What is needed - Pick out all lines in the listing holding the string "Intelligence" and copy them.

== Exercise inputs

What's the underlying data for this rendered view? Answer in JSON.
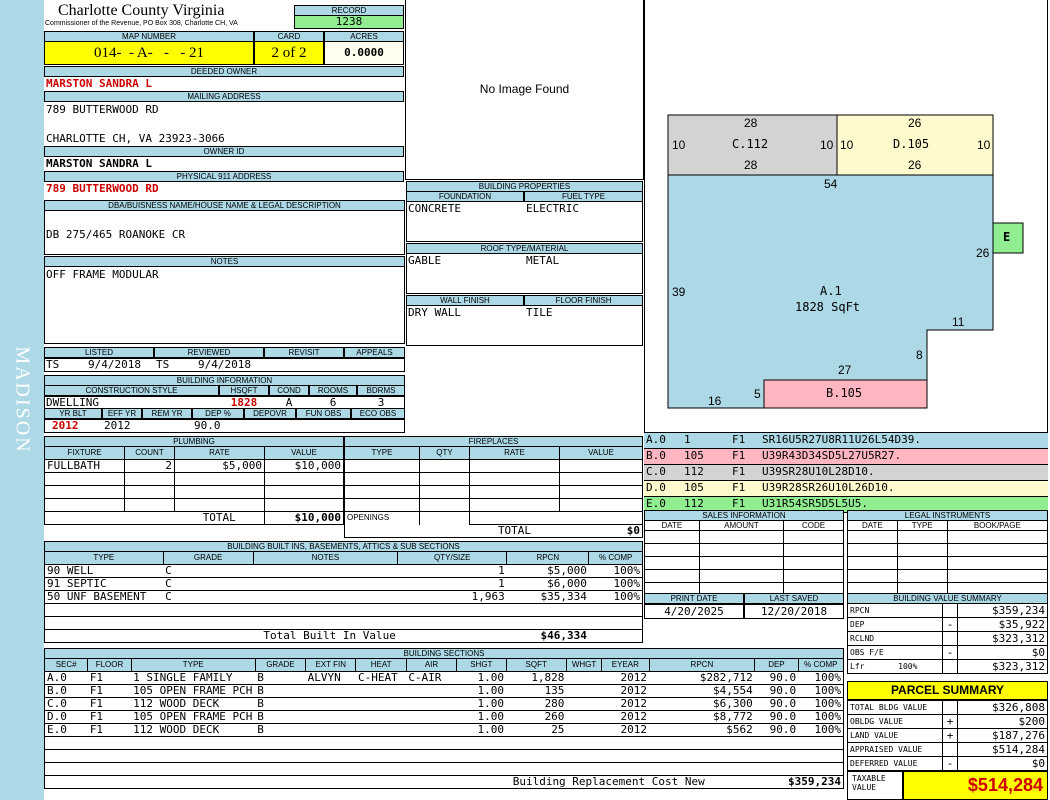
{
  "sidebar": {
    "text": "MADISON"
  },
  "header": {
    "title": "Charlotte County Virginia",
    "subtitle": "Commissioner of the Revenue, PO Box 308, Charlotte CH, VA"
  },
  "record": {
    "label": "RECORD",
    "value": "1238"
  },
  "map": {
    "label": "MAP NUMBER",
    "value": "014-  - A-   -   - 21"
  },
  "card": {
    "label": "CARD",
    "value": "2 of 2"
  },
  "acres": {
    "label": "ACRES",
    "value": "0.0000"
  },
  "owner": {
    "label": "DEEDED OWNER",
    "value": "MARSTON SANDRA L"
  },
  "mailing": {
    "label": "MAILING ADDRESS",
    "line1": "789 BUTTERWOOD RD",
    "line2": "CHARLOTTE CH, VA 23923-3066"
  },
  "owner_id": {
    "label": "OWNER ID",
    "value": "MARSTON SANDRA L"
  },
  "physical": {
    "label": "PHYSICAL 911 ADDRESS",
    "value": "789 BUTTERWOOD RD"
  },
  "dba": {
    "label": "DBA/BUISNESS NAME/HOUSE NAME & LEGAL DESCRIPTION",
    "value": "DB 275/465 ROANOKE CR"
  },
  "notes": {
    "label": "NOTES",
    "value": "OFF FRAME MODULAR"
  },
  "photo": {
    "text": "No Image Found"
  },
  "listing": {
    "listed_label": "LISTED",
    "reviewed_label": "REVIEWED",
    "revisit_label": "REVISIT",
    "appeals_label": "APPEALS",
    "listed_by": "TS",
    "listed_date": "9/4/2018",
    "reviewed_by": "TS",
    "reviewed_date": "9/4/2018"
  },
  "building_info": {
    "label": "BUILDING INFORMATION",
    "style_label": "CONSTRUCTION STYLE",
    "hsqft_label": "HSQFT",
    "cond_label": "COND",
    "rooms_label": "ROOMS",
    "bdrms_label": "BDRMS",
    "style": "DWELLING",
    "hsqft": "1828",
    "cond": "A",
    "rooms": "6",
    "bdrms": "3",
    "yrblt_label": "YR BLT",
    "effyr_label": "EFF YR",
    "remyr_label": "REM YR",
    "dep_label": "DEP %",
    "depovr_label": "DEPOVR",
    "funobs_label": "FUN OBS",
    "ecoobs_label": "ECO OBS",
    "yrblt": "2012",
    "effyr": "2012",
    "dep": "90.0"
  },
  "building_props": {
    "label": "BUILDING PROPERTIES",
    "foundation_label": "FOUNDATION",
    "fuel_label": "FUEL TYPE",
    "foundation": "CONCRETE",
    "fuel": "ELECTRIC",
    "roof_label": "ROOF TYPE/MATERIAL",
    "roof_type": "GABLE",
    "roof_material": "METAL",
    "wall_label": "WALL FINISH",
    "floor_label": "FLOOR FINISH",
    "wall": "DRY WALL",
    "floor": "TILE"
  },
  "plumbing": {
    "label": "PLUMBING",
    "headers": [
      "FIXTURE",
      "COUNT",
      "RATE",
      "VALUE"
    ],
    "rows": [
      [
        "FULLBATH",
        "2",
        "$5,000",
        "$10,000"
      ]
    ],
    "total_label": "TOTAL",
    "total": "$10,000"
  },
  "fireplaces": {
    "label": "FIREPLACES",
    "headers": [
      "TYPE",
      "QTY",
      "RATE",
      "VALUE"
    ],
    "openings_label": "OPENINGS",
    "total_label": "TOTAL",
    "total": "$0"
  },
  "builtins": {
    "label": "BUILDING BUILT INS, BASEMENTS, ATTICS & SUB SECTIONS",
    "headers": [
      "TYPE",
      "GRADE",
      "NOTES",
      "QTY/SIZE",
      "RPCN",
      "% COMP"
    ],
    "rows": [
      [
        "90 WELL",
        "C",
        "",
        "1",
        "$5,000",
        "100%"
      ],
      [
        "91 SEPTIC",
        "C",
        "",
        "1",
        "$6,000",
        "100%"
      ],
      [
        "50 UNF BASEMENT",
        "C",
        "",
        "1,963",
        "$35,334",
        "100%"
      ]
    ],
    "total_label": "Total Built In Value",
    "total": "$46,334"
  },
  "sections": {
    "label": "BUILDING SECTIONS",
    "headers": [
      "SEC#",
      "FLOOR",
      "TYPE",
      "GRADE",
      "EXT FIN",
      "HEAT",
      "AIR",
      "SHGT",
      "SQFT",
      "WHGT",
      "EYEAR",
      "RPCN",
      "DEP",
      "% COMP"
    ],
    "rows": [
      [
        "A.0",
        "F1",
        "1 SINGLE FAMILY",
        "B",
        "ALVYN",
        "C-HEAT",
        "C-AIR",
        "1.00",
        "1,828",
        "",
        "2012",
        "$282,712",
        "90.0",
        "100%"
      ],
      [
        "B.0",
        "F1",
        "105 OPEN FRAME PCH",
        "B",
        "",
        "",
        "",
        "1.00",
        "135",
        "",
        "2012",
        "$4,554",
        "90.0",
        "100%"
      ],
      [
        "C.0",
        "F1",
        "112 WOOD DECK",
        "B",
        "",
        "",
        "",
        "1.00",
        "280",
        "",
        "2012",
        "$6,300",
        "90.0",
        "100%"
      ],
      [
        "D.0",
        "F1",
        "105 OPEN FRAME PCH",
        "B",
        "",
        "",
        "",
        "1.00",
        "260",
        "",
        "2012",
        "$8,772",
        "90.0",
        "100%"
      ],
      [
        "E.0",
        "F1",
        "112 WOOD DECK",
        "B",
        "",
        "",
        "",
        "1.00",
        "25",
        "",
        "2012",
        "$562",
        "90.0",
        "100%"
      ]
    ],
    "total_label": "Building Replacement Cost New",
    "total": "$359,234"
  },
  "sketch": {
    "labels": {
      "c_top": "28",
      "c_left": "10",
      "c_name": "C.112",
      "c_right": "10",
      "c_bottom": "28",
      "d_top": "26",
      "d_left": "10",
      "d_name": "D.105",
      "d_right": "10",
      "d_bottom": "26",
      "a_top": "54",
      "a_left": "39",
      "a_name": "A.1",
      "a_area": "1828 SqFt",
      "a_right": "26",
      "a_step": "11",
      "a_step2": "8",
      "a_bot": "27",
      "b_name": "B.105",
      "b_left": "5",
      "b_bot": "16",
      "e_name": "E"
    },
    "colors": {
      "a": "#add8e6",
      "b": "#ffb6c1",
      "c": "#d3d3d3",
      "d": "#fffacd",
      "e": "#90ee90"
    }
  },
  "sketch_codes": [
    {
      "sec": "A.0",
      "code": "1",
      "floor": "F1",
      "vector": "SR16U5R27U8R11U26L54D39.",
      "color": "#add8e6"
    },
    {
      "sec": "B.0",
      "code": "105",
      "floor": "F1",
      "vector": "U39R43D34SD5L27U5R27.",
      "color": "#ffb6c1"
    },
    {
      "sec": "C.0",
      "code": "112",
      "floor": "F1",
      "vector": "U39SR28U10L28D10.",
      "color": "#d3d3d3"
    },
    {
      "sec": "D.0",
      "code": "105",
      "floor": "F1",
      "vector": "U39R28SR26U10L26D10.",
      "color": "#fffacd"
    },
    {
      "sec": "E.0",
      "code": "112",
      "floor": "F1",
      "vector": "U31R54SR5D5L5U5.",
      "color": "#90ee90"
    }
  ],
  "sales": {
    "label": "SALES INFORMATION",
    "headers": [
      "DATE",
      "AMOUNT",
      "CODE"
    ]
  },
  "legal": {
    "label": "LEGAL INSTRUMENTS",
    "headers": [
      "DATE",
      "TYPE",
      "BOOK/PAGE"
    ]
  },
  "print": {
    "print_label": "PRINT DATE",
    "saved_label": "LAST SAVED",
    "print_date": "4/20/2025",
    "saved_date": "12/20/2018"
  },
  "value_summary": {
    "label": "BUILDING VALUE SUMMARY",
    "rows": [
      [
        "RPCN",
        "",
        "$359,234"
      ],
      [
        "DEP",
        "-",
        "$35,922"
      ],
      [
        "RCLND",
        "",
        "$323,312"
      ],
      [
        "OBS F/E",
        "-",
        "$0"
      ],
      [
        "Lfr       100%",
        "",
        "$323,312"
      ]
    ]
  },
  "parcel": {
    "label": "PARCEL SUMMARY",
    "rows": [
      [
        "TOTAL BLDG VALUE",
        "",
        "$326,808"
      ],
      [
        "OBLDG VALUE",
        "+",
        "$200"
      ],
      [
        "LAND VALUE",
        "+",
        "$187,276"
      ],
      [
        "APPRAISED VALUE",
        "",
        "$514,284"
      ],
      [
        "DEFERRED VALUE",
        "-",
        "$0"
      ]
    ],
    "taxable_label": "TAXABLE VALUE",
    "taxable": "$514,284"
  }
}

====
== Exercise inputs

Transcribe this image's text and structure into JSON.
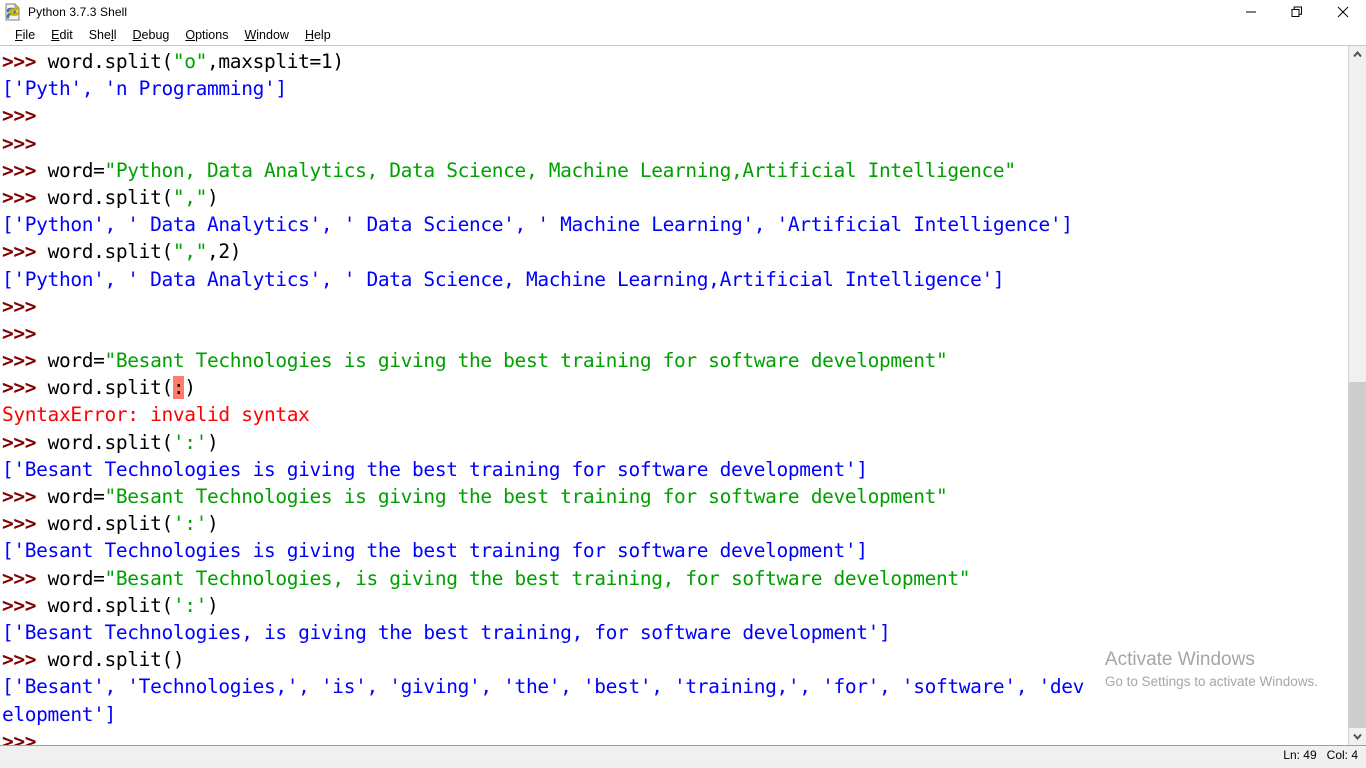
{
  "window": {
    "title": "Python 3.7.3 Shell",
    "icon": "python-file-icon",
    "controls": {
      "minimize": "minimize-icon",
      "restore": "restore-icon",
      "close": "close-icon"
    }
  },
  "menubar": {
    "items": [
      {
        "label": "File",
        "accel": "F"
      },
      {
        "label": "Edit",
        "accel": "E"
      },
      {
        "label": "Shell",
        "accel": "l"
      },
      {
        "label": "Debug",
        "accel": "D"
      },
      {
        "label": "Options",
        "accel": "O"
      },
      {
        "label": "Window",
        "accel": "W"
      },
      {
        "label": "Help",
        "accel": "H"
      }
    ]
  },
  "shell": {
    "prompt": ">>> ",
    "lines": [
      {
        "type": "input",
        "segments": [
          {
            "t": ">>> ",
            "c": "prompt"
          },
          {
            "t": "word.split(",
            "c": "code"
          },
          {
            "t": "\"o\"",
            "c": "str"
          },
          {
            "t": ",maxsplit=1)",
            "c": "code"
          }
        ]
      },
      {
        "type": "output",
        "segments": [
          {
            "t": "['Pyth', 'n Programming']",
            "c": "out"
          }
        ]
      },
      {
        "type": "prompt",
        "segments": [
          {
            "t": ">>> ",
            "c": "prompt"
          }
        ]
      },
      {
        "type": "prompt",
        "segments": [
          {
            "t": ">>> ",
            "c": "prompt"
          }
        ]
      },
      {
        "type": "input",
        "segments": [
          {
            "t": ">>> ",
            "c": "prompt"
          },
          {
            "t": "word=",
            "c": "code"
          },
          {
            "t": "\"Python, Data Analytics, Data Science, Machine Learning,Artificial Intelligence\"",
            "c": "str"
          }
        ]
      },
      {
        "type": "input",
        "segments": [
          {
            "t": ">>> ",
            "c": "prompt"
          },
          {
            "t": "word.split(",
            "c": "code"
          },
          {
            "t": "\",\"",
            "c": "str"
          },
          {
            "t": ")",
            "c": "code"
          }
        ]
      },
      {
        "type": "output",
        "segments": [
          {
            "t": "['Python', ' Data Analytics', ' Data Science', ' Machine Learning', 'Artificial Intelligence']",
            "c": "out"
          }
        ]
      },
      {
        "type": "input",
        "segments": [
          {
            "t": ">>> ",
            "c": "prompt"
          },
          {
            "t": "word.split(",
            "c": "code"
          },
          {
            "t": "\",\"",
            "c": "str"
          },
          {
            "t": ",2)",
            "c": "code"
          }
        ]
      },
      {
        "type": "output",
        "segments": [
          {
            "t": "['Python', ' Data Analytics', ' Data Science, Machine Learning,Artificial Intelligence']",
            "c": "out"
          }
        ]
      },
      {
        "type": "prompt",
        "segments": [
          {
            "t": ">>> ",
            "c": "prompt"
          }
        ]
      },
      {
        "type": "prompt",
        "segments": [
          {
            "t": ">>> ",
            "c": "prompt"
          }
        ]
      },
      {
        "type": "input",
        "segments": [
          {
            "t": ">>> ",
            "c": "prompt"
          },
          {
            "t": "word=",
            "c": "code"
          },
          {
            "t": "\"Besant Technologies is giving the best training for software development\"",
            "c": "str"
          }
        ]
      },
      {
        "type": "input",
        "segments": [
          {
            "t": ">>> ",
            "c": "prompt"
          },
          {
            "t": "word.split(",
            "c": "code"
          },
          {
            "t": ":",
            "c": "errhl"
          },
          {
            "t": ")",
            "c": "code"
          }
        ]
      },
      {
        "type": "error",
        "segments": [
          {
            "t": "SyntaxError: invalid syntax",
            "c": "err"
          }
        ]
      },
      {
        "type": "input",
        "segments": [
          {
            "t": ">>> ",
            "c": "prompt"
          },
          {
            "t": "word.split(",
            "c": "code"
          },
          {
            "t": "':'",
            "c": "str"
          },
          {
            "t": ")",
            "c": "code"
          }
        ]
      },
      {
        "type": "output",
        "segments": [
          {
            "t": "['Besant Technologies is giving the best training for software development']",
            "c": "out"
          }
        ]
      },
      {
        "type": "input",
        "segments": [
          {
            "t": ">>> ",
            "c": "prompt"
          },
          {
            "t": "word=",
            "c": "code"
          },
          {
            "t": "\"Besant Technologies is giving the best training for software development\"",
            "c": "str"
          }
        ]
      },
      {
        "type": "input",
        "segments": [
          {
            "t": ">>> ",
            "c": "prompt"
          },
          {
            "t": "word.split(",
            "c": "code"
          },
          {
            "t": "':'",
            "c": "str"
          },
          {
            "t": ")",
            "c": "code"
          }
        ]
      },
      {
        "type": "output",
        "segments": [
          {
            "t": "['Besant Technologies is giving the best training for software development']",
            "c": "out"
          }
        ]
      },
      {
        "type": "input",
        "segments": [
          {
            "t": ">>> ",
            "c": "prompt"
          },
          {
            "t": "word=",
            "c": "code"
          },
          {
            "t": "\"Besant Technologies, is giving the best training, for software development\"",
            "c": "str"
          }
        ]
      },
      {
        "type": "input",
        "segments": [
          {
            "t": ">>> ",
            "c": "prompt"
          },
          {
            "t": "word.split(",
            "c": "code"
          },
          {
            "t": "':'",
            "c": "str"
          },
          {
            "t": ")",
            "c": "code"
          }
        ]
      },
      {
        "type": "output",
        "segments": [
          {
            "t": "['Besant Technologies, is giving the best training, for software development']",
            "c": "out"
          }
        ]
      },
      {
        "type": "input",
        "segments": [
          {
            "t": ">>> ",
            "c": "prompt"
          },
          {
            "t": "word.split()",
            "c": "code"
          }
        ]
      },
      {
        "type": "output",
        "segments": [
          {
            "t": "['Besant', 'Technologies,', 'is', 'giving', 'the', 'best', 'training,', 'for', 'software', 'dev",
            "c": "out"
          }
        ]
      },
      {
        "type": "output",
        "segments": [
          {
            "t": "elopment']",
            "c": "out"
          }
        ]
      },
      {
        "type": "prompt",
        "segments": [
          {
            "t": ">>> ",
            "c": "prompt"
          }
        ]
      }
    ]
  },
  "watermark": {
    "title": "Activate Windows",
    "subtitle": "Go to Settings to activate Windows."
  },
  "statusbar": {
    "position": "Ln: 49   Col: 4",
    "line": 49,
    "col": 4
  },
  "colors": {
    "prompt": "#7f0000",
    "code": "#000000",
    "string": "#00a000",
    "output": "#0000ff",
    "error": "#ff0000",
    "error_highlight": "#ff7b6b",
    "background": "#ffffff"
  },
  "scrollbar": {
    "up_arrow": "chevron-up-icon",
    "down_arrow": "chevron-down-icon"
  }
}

====

Solution to this task -
            "t": "\"Python, Data Analytics, Data Science, Machine Learning,Artificial Intelligence\"",
            "t": "['Python', ' Data Analytics', ' Data Science', ' Machine Learning', 'Artificial Intelligence']",
            "t": "['Python', ' Data Analytics', ' Data Science, Machine Learning,Artificial Intelligence']",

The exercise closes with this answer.